Directive:
Would you quote the material below in full and unchanged?
** Start Recorded information **
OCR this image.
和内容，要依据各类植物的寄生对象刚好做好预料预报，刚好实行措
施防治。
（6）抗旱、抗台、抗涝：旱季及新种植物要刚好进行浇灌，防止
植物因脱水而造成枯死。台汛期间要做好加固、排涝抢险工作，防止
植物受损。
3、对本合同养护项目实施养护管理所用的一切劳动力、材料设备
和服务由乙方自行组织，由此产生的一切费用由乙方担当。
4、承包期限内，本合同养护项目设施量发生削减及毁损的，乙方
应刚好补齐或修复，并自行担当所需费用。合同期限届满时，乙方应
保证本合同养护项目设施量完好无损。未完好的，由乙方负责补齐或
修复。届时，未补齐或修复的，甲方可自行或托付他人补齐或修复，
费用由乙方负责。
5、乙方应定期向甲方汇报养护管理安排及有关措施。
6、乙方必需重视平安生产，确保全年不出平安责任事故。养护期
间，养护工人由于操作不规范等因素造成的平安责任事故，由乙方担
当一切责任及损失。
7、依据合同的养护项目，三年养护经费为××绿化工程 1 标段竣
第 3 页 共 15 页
** End Recorded information **
Task result:
OCR this image.
和内容，要依据各类植物的寄生对象刚好做好预料预报，刚好实行措
施防治。
（6）抗旱、抗台、抗涝：旱季及新种植物要刚好进行浇灌，防止
植物因脱水而造成枯死。台汛期间要做好加固、排涝抢险工作，防止
植物受损。
3、对本合同养护项目实施养护管理所用的一切劳动力、材料设备
和服务由乙方自行组织，由此产生的一切费用由乙方担当。
4、承包期限内，本合同养护项目设施量发生削减及毁损的，乙方
应刚好补齐或修复，并自行担当所需费用。合同期限届满时，乙方应
保证本合同养护项目设施量完好无损。未完好的，由乙方负责补齐或
修复。届时，未补齐或修复的，甲方可自行或托付他人补齐或修复，
费用由乙方负责。
5、乙方应定期向甲方汇报养护管理安排及有关措施。
6、乙方必需重视平安生产，确保全年不出平安责任事故。养护期
间，养护工人由于操作不规范等因素造成的平安责任事故，由乙方担
当一切责任及损失。
7、依据合同的养护项目，三年养护经费为××绿化工程 1 标段竣
第 3 页 共 15 页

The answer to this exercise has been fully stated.